Directions for this task - Copy every one of the records below line by line, with each character unchanged.

+---+

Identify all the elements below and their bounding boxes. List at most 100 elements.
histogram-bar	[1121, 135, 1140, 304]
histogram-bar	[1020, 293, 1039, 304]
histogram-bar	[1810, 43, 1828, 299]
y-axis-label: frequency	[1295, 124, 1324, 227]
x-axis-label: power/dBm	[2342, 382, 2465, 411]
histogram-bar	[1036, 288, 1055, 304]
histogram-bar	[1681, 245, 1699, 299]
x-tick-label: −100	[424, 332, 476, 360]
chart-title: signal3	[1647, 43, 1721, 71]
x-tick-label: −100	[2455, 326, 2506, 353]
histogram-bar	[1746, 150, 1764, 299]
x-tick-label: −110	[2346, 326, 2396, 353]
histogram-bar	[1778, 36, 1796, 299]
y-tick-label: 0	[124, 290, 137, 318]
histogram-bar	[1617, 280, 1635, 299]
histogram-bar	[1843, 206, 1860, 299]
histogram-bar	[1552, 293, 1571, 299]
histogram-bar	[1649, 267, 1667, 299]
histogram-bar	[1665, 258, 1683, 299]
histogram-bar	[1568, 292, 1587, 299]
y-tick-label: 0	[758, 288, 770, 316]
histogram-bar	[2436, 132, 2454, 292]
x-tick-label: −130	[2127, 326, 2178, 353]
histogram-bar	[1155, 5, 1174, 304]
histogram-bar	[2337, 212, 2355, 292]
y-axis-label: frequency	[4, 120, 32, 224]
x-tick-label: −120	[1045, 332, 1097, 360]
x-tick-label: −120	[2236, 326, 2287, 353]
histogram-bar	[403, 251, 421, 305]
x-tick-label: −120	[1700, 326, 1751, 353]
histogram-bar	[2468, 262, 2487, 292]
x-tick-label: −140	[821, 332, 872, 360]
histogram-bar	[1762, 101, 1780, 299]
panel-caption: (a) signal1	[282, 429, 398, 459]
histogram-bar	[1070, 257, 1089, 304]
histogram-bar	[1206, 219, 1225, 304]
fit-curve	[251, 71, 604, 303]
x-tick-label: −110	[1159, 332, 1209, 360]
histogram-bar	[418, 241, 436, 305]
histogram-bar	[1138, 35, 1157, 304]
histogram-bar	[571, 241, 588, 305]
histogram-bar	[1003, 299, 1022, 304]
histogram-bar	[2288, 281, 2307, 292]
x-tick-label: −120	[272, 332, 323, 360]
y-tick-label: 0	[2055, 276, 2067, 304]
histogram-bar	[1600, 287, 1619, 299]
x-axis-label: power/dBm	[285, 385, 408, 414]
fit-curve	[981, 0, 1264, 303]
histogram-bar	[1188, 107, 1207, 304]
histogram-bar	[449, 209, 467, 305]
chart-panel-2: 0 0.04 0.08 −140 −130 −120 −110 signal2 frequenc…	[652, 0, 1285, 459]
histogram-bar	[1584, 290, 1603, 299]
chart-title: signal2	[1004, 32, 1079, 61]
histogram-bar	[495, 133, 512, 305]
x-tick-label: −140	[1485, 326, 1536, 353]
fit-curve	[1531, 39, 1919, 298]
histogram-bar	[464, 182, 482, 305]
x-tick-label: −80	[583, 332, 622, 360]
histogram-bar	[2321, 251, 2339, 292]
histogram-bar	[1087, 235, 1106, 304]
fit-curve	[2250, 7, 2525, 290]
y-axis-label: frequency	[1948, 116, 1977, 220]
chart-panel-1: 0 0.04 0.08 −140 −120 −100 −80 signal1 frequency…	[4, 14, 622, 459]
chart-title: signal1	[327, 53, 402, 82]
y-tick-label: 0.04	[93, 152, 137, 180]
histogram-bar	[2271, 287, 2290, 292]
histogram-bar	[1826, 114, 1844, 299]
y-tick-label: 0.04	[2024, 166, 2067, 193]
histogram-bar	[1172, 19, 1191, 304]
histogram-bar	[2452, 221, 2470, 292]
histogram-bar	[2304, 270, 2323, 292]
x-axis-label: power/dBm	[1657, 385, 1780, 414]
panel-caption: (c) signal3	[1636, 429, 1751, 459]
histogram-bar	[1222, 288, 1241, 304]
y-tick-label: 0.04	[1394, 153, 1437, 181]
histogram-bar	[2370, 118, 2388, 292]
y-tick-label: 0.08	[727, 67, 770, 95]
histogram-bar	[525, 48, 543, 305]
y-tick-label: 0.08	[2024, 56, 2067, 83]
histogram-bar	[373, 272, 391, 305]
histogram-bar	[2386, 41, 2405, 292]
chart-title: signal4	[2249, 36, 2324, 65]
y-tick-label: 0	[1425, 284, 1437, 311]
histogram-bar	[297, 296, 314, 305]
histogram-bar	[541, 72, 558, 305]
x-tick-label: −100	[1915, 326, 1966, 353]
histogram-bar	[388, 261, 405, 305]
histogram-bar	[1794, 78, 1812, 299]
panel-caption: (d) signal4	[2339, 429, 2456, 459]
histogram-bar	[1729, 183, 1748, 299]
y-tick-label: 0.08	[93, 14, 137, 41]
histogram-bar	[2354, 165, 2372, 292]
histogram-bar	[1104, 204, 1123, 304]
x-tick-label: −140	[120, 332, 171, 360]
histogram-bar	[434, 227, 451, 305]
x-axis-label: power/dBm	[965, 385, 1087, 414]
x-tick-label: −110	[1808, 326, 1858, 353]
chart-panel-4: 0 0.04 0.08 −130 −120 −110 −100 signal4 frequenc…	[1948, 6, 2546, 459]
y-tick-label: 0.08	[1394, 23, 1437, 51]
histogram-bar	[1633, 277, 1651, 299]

+---+

Solution below -
Identify all the elements below and their bounding boxes. List at most 100 elements.
histogram-bar	[1121, 135, 1140, 304]
histogram-bar	[1020, 293, 1039, 304]
histogram-bar	[1810, 43, 1828, 299]
y-axis-label: frequency	[1295, 124, 1324, 227]
x-axis-label: power/dBm	[2342, 382, 2465, 411]
histogram-bar	[1036, 288, 1055, 304]
histogram-bar	[1681, 245, 1699, 299]
x-tick-label: −100	[424, 332, 476, 360]
chart-title: signal3	[1647, 43, 1721, 71]
x-tick-label: −100	[2455, 326, 2506, 353]
histogram-bar	[1746, 150, 1764, 299]
x-tick-label: −110	[2346, 326, 2396, 353]
histogram-bar	[1778, 36, 1796, 299]
y-tick-label: 0	[124, 290, 137, 318]
histogram-bar	[1617, 280, 1635, 299]
histogram-bar	[1843, 206, 1860, 299]
histogram-bar	[1552, 293, 1571, 299]
histogram-bar	[1649, 267, 1667, 299]
histogram-bar	[1665, 258, 1683, 299]
histogram-bar	[1568, 292, 1587, 299]
y-tick-label: 0	[758, 288, 770, 316]
histogram-bar	[2436, 132, 2454, 292]
x-tick-label: −130	[2127, 326, 2178, 353]
histogram-bar	[1155, 5, 1174, 304]
histogram-bar	[2337, 212, 2355, 292]
y-axis-label: frequency	[4, 120, 32, 224]
x-tick-label: −120	[1045, 332, 1097, 360]
x-tick-label: −120	[2236, 326, 2287, 353]
histogram-bar	[403, 251, 421, 305]
x-tick-label: −120	[1700, 326, 1751, 353]
histogram-bar	[2468, 262, 2487, 292]
x-tick-label: −140	[821, 332, 872, 360]
histogram-bar	[1762, 101, 1780, 299]
panel-caption: (a) signal1	[282, 429, 398, 459]
histogram-bar	[1070, 257, 1089, 304]
histogram-bar	[1206, 219, 1225, 304]
fit-curve	[251, 71, 604, 303]
x-tick-label: −110	[1159, 332, 1209, 360]
histogram-bar	[418, 241, 436, 305]
histogram-bar	[1138, 35, 1157, 304]
histogram-bar	[571, 241, 588, 305]
histogram-bar	[1003, 299, 1022, 304]
histogram-bar	[2288, 281, 2307, 292]
x-tick-label: −120	[272, 332, 323, 360]
y-tick-label: 0	[2055, 276, 2067, 304]
histogram-bar	[1600, 287, 1619, 299]
x-axis-label: power/dBm	[285, 385, 408, 414]
fit-curve	[981, 0, 1264, 303]
histogram-bar	[1188, 107, 1207, 304]
histogram-bar	[449, 209, 467, 305]
chart-panel-2: 0 0.04 0.08 −140 −130 −120 −110 signal2 frequenc…	[652, 0, 1285, 459]
histogram-bar	[1584, 290, 1603, 299]
chart-title: signal2	[1004, 32, 1079, 61]
histogram-bar	[495, 133, 512, 305]
x-tick-label: −140	[1485, 326, 1536, 353]
fit-curve	[1531, 39, 1919, 298]
histogram-bar	[464, 182, 482, 305]
x-tick-label: −80	[583, 332, 622, 360]
histogram-bar	[2321, 251, 2339, 292]
histogram-bar	[1087, 235, 1106, 304]
fit-curve	[2250, 7, 2525, 290]
y-axis-label: frequency	[1948, 116, 1977, 220]
chart-panel-1: 0 0.04 0.08 −140 −120 −100 −80 signal1 frequency…	[4, 14, 622, 459]
chart-title: signal1	[327, 53, 402, 82]
y-tick-label: 0.04	[93, 152, 137, 180]
histogram-bar	[2271, 287, 2290, 292]
histogram-bar	[1826, 114, 1844, 299]
y-tick-label: 0.04	[2024, 166, 2067, 193]
histogram-bar	[1172, 19, 1191, 304]
histogram-bar	[2452, 221, 2470, 292]
histogram-bar	[2304, 270, 2323, 292]
x-axis-label: power/dBm	[1657, 385, 1780, 414]
panel-caption: (c) signal3	[1636, 429, 1751, 459]
histogram-bar	[1222, 288, 1241, 304]
y-tick-label: 0.04	[1394, 153, 1437, 181]
histogram-bar	[2370, 118, 2388, 292]
y-tick-label: 0.08	[727, 67, 770, 95]
histogram-bar	[525, 48, 543, 305]
y-tick-label: 0.08	[2024, 56, 2067, 83]
histogram-bar	[373, 272, 391, 305]
histogram-bar	[2386, 41, 2405, 292]
chart-title: signal4	[2249, 36, 2324, 65]
y-tick-label: 0	[1425, 284, 1437, 311]
histogram-bar	[297, 296, 314, 305]
histogram-bar	[541, 72, 558, 305]
x-tick-label: −100	[1915, 326, 1966, 353]
histogram-bar	[388, 261, 405, 305]
histogram-bar	[1794, 78, 1812, 299]
panel-caption: (d) signal4	[2339, 429, 2456, 459]
histogram-bar	[1729, 183, 1748, 299]
y-tick-label: 0.08	[93, 14, 137, 41]
histogram-bar	[2354, 165, 2372, 292]
histogram-bar	[1104, 204, 1123, 304]
x-tick-label: −140	[120, 332, 171, 360]
histogram-bar	[434, 227, 451, 305]
x-axis-label: power/dBm	[965, 385, 1087, 414]
x-tick-label: −110	[1808, 326, 1858, 353]
chart-panel-4: 0 0.04 0.08 −130 −120 −110 −100 signal4 frequenc…	[1948, 6, 2546, 459]
y-tick-label: 0.08	[1394, 23, 1437, 51]
histogram-bar	[1633, 277, 1651, 299]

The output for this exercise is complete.